Data records:
━━━━━━━━
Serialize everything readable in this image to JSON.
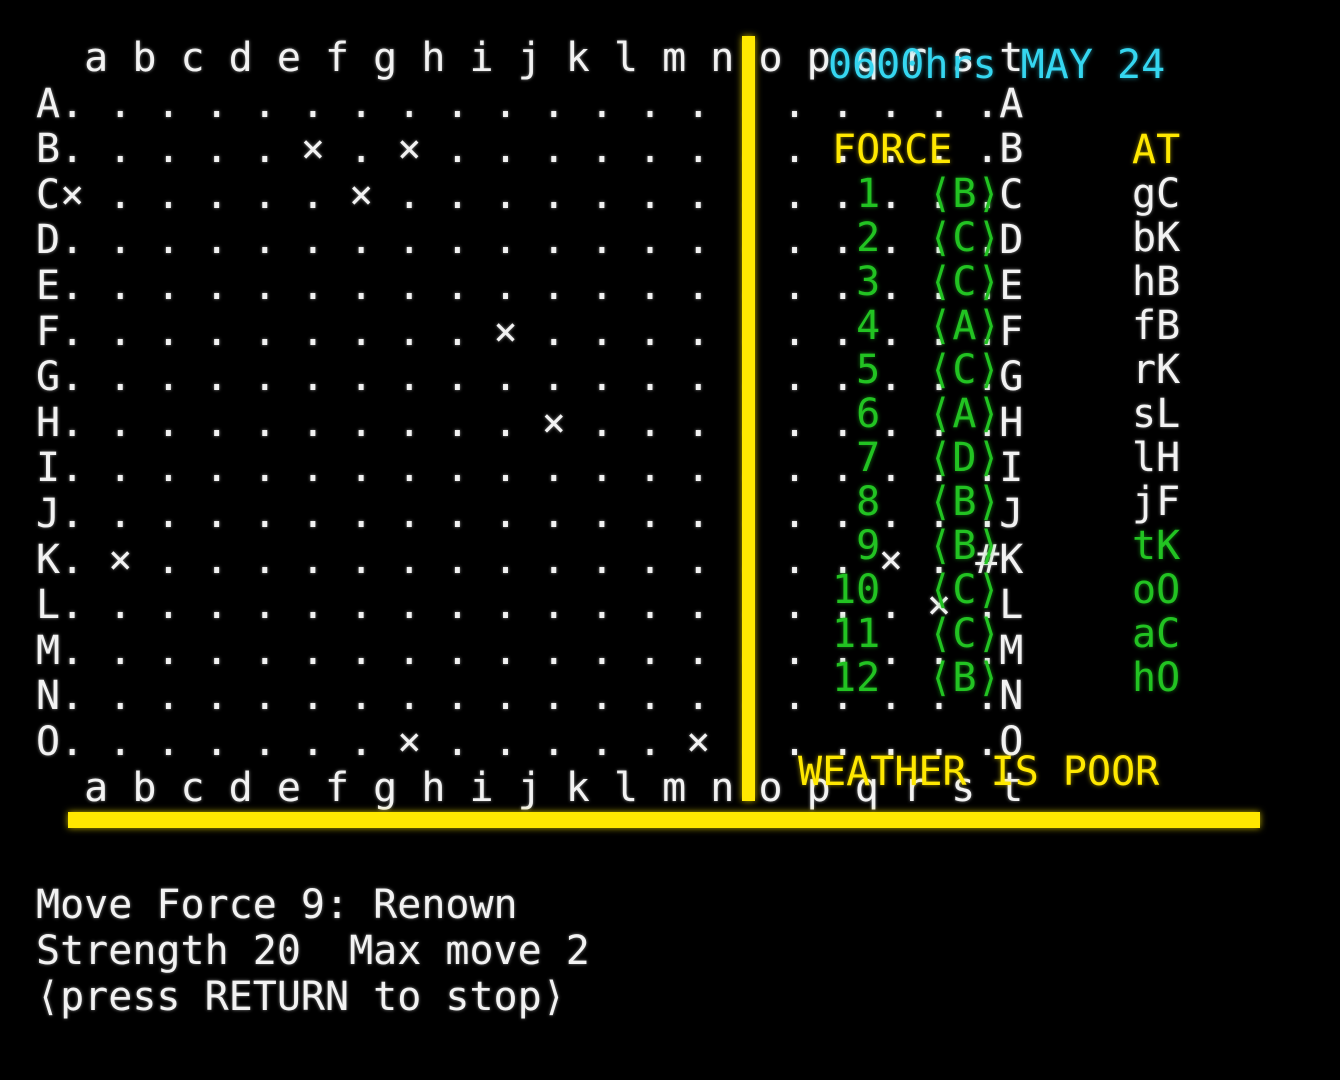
{
  "screen": {
    "background": "#000000",
    "text_color": "#f2f2f2",
    "accent_yellow": "#ffe800",
    "accent_cyan": "#35d6f0",
    "accent_green": "#22c322"
  },
  "map": {
    "column_labels_top": "  a b c d e f g h i j k l m n o p q r s t",
    "column_labels_bottom": "  a b c d e f g h i j k l m n o p q r s t",
    "row_labels": [
      "A",
      "B",
      "C",
      "D",
      "E",
      "F",
      "G",
      "H",
      "I",
      "J",
      "K",
      "L",
      "M",
      "N",
      "O"
    ],
    "columns": [
      "a",
      "b",
      "c",
      "d",
      "e",
      "f",
      "g",
      "h",
      "i",
      "j",
      "k",
      "l",
      "m",
      "n",
      "o",
      "p",
      "q",
      "r",
      "s",
      "t"
    ],
    "empty_cell": ".",
    "unit_marker": "×",
    "port_marker": "#",
    "rows": [
      {
        "label": "A",
        "cells": ". . . . . . . . . . . . . . . . . . . ."
      },
      {
        "label": "B",
        "cells": ". . . . . × . × . . . . . . . . . . . ."
      },
      {
        "label": "C",
        "cells": "× . . . . . × . . . . . . . . . . . . ."
      },
      {
        "label": "D",
        "cells": ". . . . . . . . . . . . . . . . . . . ."
      },
      {
        "label": "E",
        "cells": ". . . . . . . . . . . . . . . . . . . ."
      },
      {
        "label": "F",
        "cells": ". . . . . . . . . × . . . . . . . . . ."
      },
      {
        "label": "G",
        "cells": ". . . . . . . . . . . . . . . . . . . ."
      },
      {
        "label": "H",
        "cells": ". . . . . . . . . . × . . . . . . . . ."
      },
      {
        "label": "I",
        "cells": ". . . . . . . . . . . . . . . . . . . ."
      },
      {
        "label": "J",
        "cells": ". . . . . . . . . . . . . . . . . . . ."
      },
      {
        "label": "K",
        "cells": ". × . . . . . . . . . . . . . . . × . #"
      },
      {
        "label": "L",
        "cells": ". . . . . . . . . . . . . . . . . . × ."
      },
      {
        "label": "M",
        "cells": ". . . . . . . . . . . . . . . . . . . ."
      },
      {
        "label": "N",
        "cells": ". . . . . . . . . . . . . . . . . . . ."
      },
      {
        "label": "O",
        "cells": ". . . . . . . × . . . . . × . . . . . ."
      }
    ]
  },
  "status": {
    "datetime": "0600hrs MAY 24",
    "table": {
      "header_force": "FORCE",
      "header_at": "AT",
      "rows": [
        {
          "id": "1",
          "force": " 1  ⟨B⟩",
          "at": "gC",
          "at_highlight": false
        },
        {
          "id": "2",
          "force": " 2  ⟨C⟩",
          "at": "bK",
          "at_highlight": false
        },
        {
          "id": "3",
          "force": " 3  ⟨C⟩",
          "at": "hB",
          "at_highlight": false
        },
        {
          "id": "4",
          "force": " 4  ⟨A⟩",
          "at": "fB",
          "at_highlight": false
        },
        {
          "id": "5",
          "force": " 5  ⟨C⟩",
          "at": "rK",
          "at_highlight": false
        },
        {
          "id": "6",
          "force": " 6  ⟨A⟩",
          "at": "sL",
          "at_highlight": false
        },
        {
          "id": "7",
          "force": " 7  ⟨D⟩",
          "at": "lH",
          "at_highlight": false
        },
        {
          "id": "8",
          "force": " 8  ⟨B⟩",
          "at": "jF",
          "at_highlight": false
        },
        {
          "id": "9",
          "force": " 9  ⟨B⟩",
          "at": "tK",
          "at_highlight": true
        },
        {
          "id": "10",
          "force": "10  ⟨C⟩",
          "at": "oO",
          "at_highlight": true
        },
        {
          "id": "11",
          "force": "11  ⟨C⟩",
          "at": "aC",
          "at_highlight": true
        },
        {
          "id": "12",
          "force": "12  ⟨B⟩",
          "at": "hO",
          "at_highlight": true
        }
      ]
    },
    "weather": "WEATHER IS POOR"
  },
  "prompt": {
    "line1": "Move Force 9: Renown",
    "line2": "Strength 20  Max move 2",
    "line3": "⟨press RETURN to stop⟩"
  }
}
━━━━━━━━
TO DO:
Return each line of the data, keeping its wording exact and omitting pictures.

RIGHT ANSWER:
Serialize everything readable in this image to JSON.
{
  "screen": {
    "background": "#000000",
    "text_color": "#f2f2f2",
    "accent_yellow": "#ffe800",
    "accent_cyan": "#35d6f0",
    "accent_green": "#22c322"
  },
  "map": {
    "column_labels_top": "  a b c d e f g h i j k l m n o p q r s t",
    "column_labels_bottom": "  a b c d e f g h i j k l m n o p q r s t",
    "row_labels": [
      "A",
      "B",
      "C",
      "D",
      "E",
      "F",
      "G",
      "H",
      "I",
      "J",
      "K",
      "L",
      "M",
      "N",
      "O"
    ],
    "columns": [
      "a",
      "b",
      "c",
      "d",
      "e",
      "f",
      "g",
      "h",
      "i",
      "j",
      "k",
      "l",
      "m",
      "n",
      "o",
      "p",
      "q",
      "r",
      "s",
      "t"
    ],
    "empty_cell": ".",
    "unit_marker": "×",
    "port_marker": "#",
    "rows": [
      {
        "label": "A",
        "cells": ". . . . . . . . . . . . . . . . . . . ."
      },
      {
        "label": "B",
        "cells": ". . . . . × . × . . . . . . . . . . . ."
      },
      {
        "label": "C",
        "cells": "× . . . . . × . . . . . . . . . . . . ."
      },
      {
        "label": "D",
        "cells": ". . . . . . . . . . . . . . . . . . . ."
      },
      {
        "label": "E",
        "cells": ". . . . . . . . . . . . . . . . . . . ."
      },
      {
        "label": "F",
        "cells": ". . . . . . . . . × . . . . . . . . . ."
      },
      {
        "label": "G",
        "cells": ". . . . . . . . . . . . . . . . . . . ."
      },
      {
        "label": "H",
        "cells": ". . . . . . . . . . × . . . . . . . . ."
      },
      {
        "label": "I",
        "cells": ". . . . . . . . . . . . . . . . . . . ."
      },
      {
        "label": "J",
        "cells": ". . . . . . . . . . . . . . . . . . . ."
      },
      {
        "label": "K",
        "cells": ". × . . . . . . . . . . . . . . . × . #"
      },
      {
        "label": "L",
        "cells": ". . . . . . . . . . . . . . . . . . × ."
      },
      {
        "label": "M",
        "cells": ". . . . . . . . . . . . . . . . . . . ."
      },
      {
        "label": "N",
        "cells": ". . . . . . . . . . . . . . . . . . . ."
      },
      {
        "label": "O",
        "cells": ". . . . . . . × . . . . . × . . . . . ."
      }
    ]
  },
  "status": {
    "datetime": "0600hrs MAY 24",
    "table": {
      "header_force": "FORCE",
      "header_at": "AT",
      "rows": [
        {
          "id": "1",
          "force": " 1  ⟨B⟩",
          "at": "gC",
          "at_highlight": false
        },
        {
          "id": "2",
          "force": " 2  ⟨C⟩",
          "at": "bK",
          "at_highlight": false
        },
        {
          "id": "3",
          "force": " 3  ⟨C⟩",
          "at": "hB",
          "at_highlight": false
        },
        {
          "id": "4",
          "force": " 4  ⟨A⟩",
          "at": "fB",
          "at_highlight": false
        },
        {
          "id": "5",
          "force": " 5  ⟨C⟩",
          "at": "rK",
          "at_highlight": false
        },
        {
          "id": "6",
          "force": " 6  ⟨A⟩",
          "at": "sL",
          "at_highlight": false
        },
        {
          "id": "7",
          "force": " 7  ⟨D⟩",
          "at": "lH",
          "at_highlight": false
        },
        {
          "id": "8",
          "force": " 8  ⟨B⟩",
          "at": "jF",
          "at_highlight": false
        },
        {
          "id": "9",
          "force": " 9  ⟨B⟩",
          "at": "tK",
          "at_highlight": true
        },
        {
          "id": "10",
          "force": "10  ⟨C⟩",
          "at": "oO",
          "at_highlight": true
        },
        {
          "id": "11",
          "force": "11  ⟨C⟩",
          "at": "aC",
          "at_highlight": true
        },
        {
          "id": "12",
          "force": "12  ⟨B⟩",
          "at": "hO",
          "at_highlight": true
        }
      ]
    },
    "weather": "WEATHER IS POOR"
  },
  "prompt": {
    "line1": "Move Force 9: Renown",
    "line2": "Strength 20  Max move 2",
    "line3": "⟨press RETURN to stop⟩"
  }
}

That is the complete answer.